- _SOURCE EXCERPT_

+ + + + +

We used projections i.e. dot products, to recover the “t” value of a point “P” along a line $t = (P - O)· û$. In the same sense, as long as the basis vectors are orthogonal and unit length we can use the same expression to recover the “r”, “s”, and “t” values for the plane and coordinate system cases, using the appropriate basis vectors.

We thus developed the tools to map from the “world” space to “local” coordinates using the inverse mapping: $[ x, y, z ] → [ t ]$ in 1D, $[ x, y, z ] → [s, t ]$ in 2D and $[ x, y, z ] → [ r,s,t ]$ in 3D, and the relevant support geometries.

Transformations

This indirection allow us for the same “local” coordinates to replace their supporting geometries easily e.g. keep $[r,s,t]$ but replace $[ o, û, v̂, n̂ ]$ with $[O, X, Y, Z]$. We just have transformed from one frame of reference to another but retained the same geometric content. In addition, because linear maps do not affect lengths and angles we also call them rigid transforms.

Conclusions

We conclude here after having reviewed the arithmetic of points and vectors; topics generally already covered prior to university education in both math and physics. We focused here on a geometric interpretation of algebraic concepts to build intuition and familiarity with the mechanics. You may practice on constructive geometry using the problems within in section. Additional problems are also available [>].

You will be formally introduced to general linear algebra in the future terms by math and sciences courses. The concepts presented here will be generalized to even higher dimensions. We hope the spatial interpretations developed here will be helpful in the following terms as the scope and depth of understanding is expanded.

+ + + + +

- _INFORMATION SHOWN_

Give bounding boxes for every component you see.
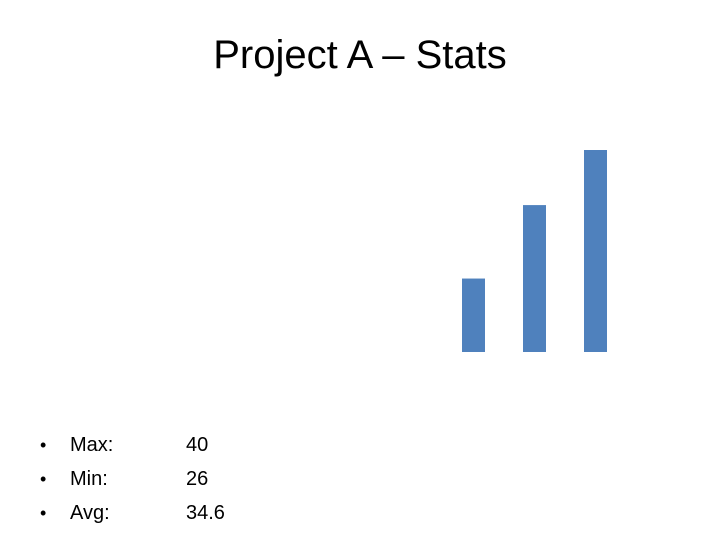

+ + + + +

- _TO BE DONE_
1 > In the excerpt on coordinate mappings, list each inverse mapping from world space to local coordinates, along with the dimension it belongs to.
2 > According to the excerpt on coordinate mappings, what two conditions must the basis vectors meet for the projection expression to recover the "r", "s", and "t" values?

- _TASK ANSWERS_
1 >
- 1D: [x, y, z] → [t]
- 2D: [x, y, z] → [s, t]
- 3D: [x, y, z] → [r, s, t]

2 > They must be orthogonal and unit length.